• _RECORDS TO USE_
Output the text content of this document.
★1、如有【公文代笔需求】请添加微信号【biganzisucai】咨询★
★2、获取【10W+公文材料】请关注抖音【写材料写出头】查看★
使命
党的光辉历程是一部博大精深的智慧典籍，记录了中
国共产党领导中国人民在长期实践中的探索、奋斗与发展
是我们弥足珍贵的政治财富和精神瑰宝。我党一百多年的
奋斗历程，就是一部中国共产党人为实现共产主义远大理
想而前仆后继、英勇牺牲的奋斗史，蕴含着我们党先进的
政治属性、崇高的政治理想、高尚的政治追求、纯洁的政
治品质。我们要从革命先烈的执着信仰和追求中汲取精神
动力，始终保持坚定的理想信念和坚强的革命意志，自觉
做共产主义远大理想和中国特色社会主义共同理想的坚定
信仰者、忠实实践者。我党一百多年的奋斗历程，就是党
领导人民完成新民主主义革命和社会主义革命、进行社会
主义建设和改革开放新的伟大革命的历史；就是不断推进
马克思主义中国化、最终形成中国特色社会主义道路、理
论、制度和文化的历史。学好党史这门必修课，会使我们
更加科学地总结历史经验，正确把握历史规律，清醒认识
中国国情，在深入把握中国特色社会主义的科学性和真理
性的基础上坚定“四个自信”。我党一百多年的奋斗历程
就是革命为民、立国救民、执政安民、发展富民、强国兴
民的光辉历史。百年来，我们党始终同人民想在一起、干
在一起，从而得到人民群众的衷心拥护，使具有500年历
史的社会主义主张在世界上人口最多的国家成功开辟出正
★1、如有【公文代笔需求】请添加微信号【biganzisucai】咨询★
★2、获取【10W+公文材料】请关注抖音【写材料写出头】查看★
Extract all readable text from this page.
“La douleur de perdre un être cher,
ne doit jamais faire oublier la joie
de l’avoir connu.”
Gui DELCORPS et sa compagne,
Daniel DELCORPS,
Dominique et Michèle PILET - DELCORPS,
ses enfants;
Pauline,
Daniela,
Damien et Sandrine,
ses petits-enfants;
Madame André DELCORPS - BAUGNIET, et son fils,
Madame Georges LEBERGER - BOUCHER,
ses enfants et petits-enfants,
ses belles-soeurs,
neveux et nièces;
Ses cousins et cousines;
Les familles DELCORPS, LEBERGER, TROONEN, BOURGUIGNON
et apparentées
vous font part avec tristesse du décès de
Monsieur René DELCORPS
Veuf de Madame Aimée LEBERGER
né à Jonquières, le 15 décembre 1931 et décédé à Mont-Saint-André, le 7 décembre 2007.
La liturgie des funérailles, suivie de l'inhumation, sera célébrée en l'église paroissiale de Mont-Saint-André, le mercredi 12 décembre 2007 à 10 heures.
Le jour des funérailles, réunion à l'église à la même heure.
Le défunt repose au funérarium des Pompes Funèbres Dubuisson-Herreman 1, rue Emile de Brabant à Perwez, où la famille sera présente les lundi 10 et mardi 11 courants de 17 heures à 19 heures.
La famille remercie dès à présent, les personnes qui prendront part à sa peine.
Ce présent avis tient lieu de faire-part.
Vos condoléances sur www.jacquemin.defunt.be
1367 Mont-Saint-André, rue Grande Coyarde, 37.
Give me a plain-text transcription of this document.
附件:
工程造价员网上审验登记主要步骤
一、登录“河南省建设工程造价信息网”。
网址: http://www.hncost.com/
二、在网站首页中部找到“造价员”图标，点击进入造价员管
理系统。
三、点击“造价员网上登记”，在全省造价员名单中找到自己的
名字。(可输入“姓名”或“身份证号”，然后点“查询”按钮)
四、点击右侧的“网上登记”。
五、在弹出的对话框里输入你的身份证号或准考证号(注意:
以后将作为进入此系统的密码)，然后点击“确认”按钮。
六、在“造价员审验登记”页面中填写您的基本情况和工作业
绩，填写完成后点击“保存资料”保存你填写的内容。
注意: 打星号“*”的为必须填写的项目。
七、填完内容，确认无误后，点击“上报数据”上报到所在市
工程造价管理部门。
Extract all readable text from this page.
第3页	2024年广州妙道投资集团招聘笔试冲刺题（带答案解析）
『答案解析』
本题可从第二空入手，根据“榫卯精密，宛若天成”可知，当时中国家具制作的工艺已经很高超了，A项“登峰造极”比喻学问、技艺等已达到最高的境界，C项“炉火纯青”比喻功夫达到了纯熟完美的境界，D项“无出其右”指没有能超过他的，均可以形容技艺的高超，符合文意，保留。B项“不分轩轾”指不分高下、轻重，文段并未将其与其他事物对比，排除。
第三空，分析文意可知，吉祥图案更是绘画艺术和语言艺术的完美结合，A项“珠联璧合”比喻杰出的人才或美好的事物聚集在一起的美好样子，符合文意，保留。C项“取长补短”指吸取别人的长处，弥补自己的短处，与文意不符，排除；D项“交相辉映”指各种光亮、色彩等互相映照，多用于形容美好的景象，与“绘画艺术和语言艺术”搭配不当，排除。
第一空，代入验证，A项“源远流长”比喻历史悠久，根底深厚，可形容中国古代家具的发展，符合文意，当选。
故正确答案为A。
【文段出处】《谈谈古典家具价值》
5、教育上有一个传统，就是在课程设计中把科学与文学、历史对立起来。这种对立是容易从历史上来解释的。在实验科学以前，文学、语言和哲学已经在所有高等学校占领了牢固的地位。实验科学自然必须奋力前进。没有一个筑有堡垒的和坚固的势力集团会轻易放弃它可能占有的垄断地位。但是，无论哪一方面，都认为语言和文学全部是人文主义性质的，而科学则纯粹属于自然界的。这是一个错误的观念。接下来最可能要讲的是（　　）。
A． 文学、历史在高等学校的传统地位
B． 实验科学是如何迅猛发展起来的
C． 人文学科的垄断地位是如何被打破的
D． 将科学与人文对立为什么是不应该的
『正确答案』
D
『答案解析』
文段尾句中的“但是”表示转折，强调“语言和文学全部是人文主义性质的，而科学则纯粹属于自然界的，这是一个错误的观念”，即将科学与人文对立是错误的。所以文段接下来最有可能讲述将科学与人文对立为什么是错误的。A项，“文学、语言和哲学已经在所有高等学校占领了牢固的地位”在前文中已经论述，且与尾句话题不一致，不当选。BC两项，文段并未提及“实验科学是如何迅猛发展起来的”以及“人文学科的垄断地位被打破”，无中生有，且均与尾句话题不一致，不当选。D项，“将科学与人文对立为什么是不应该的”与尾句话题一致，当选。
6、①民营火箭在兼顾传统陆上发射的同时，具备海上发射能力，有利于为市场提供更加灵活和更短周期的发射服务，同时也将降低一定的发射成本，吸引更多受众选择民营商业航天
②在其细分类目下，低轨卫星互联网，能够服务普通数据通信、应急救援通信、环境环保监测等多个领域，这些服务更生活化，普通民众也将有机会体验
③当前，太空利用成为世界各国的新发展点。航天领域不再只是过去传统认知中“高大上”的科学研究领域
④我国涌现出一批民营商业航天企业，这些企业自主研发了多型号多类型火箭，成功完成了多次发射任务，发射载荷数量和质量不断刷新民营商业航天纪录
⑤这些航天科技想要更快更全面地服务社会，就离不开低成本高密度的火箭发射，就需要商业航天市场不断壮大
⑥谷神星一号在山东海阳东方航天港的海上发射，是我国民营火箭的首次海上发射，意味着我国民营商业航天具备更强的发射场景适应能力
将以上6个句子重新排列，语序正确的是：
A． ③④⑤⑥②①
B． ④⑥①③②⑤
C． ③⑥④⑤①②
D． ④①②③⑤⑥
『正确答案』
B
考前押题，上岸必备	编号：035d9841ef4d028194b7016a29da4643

• _REQUEST_
Retype the listing above in full, with no alterations.

• _RESPONSE FOR THIS EXERCISE_
Output the text content of this document.
★1、如有【公文代笔需求】请添加微信号【biganzisucai】咨询★
★2、获取【10W+公文材料】请关注抖音【写材料写出头】查看★
使命
党的光辉历程是一部博大精深的智慧典籍，记录了中
国共产党领导中国人民在长期实践中的探索、奋斗与发展
是我们弥足珍贵的政治财富和精神瑰宝。我党一百多年的
奋斗历程，就是一部中国共产党人为实现共产主义远大理
想而前仆后继、英勇牺牲的奋斗史，蕴含着我们党先进的
政治属性、崇高的政治理想、高尚的政治追求、纯洁的政
治品质。我们要从革命先烈的执着信仰和追求中汲取精神
动力，始终保持坚定的理想信念和坚强的革命意志，自觉
做共产主义远大理想和中国特色社会主义共同理想的坚定
信仰者、忠实实践者。我党一百多年的奋斗历程，就是党
领导人民完成新民主主义革命和社会主义革命、进行社会
主义建设和改革开放新的伟大革命的历史；就是不断推进
马克思主义中国化、最终形成中国特色社会主义道路、理
论、制度和文化的历史。学好党史这门必修课，会使我们
更加科学地总结历史经验，正确把握历史规律，清醒认识
中国国情，在深入把握中国特色社会主义的科学性和真理
性的基础上坚定“四个自信”。我党一百多年的奋斗历程
就是革命为民、立国救民、执政安民、发展富民、强国兴
民的光辉历史。百年来，我们党始终同人民想在一起、干
在一起，从而得到人民群众的衷心拥护，使具有500年历
史的社会主义主张在世界上人口最多的国家成功开辟出正
★1、如有【公文代笔需求】请添加微信号【biganzisucai】咨询★
★2、获取【10W+公文材料】请关注抖音【写材料写出头】查看★
Extract all readable text from this page.
“La douleur de perdre un être cher,
ne doit jamais faire oublier la joie
de l’avoir connu.”
Gui DELCORPS et sa compagne,
Daniel DELCORPS,
Dominique et Michèle PILET - DELCORPS,
ses enfants;
Pauline,
Daniela,
Damien et Sandrine,
ses petits-enfants;
Madame André DELCORPS - BAUGNIET, et son fils,
Madame Georges LEBERGER - BOUCHER,
ses enfants et petits-enfants,
ses belles-soeurs,
neveux et nièces;
Ses cousins et cousines;
Les familles DELCORPS, LEBERGER, TROONEN, BOURGUIGNON
et apparentées
vous font part avec tristesse du décès de
Monsieur René DELCORPS
Veuf de Madame Aimée LEBERGER
né à Jonquières, le 15 décembre 1931 et décédé à Mont-Saint-André, le 7 décembre 2007.
La liturgie des funérailles, suivie de l'inhumation, sera célébrée en l'église paroissiale de Mont-Saint-André, le mercredi 12 décembre 2007 à 10 heures.
Le jour des funérailles, réunion à l'église à la même heure.
Le défunt repose au funérarium des Pompes Funèbres Dubuisson-Herreman 1, rue Emile de Brabant à Perwez, où la famille sera présente les lundi 10 et mardi 11 courants de 17 heures à 19 heures.
La famille remercie dès à présent, les personnes qui prendront part à sa peine.
Ce présent avis tient lieu de faire-part.
Vos condoléances sur www.jacquemin.defunt.be
1367 Mont-Saint-André, rue Grande Coyarde, 37.
Give me a plain-text transcription of this document.
附件:
工程造价员网上审验登记主要步骤
一、登录“河南省建设工程造价信息网”。
网址: http://www.hncost.com/
二、在网站首页中部找到“造价员”图标，点击进入造价员管
理系统。
三、点击“造价员网上登记”，在全省造价员名单中找到自己的
名字。(可输入“姓名”或“身份证号”，然后点“查询”按钮)
四、点击右侧的“网上登记”。
五、在弹出的对话框里输入你的身份证号或准考证号(注意:
以后将作为进入此系统的密码)，然后点击“确认”按钮。
六、在“造价员审验登记”页面中填写您的基本情况和工作业
绩，填写完成后点击“保存资料”保存你填写的内容。
注意: 打星号“*”的为必须填写的项目。
七、填完内容，确认无误后，点击“上报数据”上报到所在市
工程造价管理部门。
Extract all readable text from this page.
第3页	2024年广州妙道投资集团招聘笔试冲刺题（带答案解析）
『答案解析』
本题可从第二空入手，根据“榫卯精密，宛若天成”可知，当时中国家具制作的工艺已经很高超了，A项“登峰造极”比喻学问、技艺等已达到最高的境界，C项“炉火纯青”比喻功夫达到了纯熟完美的境界，D项“无出其右”指没有能超过他的，均可以形容技艺的高超，符合文意，保留。B项“不分轩轾”指不分高下、轻重，文段并未将其与其他事物对比，排除。
第三空，分析文意可知，吉祥图案更是绘画艺术和语言艺术的完美结合，A项“珠联璧合”比喻杰出的人才或美好的事物聚集在一起的美好样子，符合文意，保留。C项“取长补短”指吸取别人的长处，弥补自己的短处，与文意不符，排除；D项“交相辉映”指各种光亮、色彩等互相映照，多用于形容美好的景象，与“绘画艺术和语言艺术”搭配不当，排除。
第一空，代入验证，A项“源远流长”比喻历史悠久，根底深厚，可形容中国古代家具的发展，符合文意，当选。
故正确答案为A。
【文段出处】《谈谈古典家具价值》
5、教育上有一个传统，就是在课程设计中把科学与文学、历史对立起来。这种对立是容易从历史上来解释的。在实验科学以前，文学、语言和哲学已经在所有高等学校占领了牢固的地位。实验科学自然必须奋力前进。没有一个筑有堡垒的和坚固的势力集团会轻易放弃它可能占有的垄断地位。但是，无论哪一方面，都认为语言和文学全部是人文主义性质的，而科学则纯粹属于自然界的。这是一个错误的观念。接下来最可能要讲的是（　　）。
A． 文学、历史在高等学校的传统地位
B． 实验科学是如何迅猛发展起来的
C． 人文学科的垄断地位是如何被打破的
D． 将科学与人文对立为什么是不应该的
『正确答案』
D
『答案解析』
文段尾句中的“但是”表示转折，强调“语言和文学全部是人文主义性质的，而科学则纯粹属于自然界的，这是一个错误的观念”，即将科学与人文对立是错误的。所以文段接下来最有可能讲述将科学与人文对立为什么是错误的。A项，“文学、语言和哲学已经在所有高等学校占领了牢固的地位”在前文中已经论述，且与尾句话题不一致，不当选。BC两项，文段并未提及“实验科学是如何迅猛发展起来的”以及“人文学科的垄断地位被打破”，无中生有，且均与尾句话题不一致，不当选。D项，“将科学与人文对立为什么是不应该的”与尾句话题一致，当选。
6、①民营火箭在兼顾传统陆上发射的同时，具备海上发射能力，有利于为市场提供更加灵活和更短周期的发射服务，同时也将降低一定的发射成本，吸引更多受众选择民营商业航天
②在其细分类目下，低轨卫星互联网，能够服务普通数据通信、应急救援通信、环境环保监测等多个领域，这些服务更生活化，普通民众也将有机会体验
③当前，太空利用成为世界各国的新发展点。航天领域不再只是过去传统认知中“高大上”的科学研究领域
④我国涌现出一批民营商业航天企业，这些企业自主研发了多型号多类型火箭，成功完成了多次发射任务，发射载荷数量和质量不断刷新民营商业航天纪录
⑤这些航天科技想要更快更全面地服务社会，就离不开低成本高密度的火箭发射，就需要商业航天市场不断壮大
⑥谷神星一号在山东海阳东方航天港的海上发射，是我国民营火箭的首次海上发射，意味着我国民营商业航天具备更强的发射场景适应能力
将以上6个句子重新排列，语序正确的是：
A． ③④⑤⑥②①
B． ④⑥①③②⑤
C． ③⑥④⑤①②
D． ④①②③⑤⑥
『正确答案』
B
考前押题，上岸必备	编号：035d9841ef4d028194b7016a29da4643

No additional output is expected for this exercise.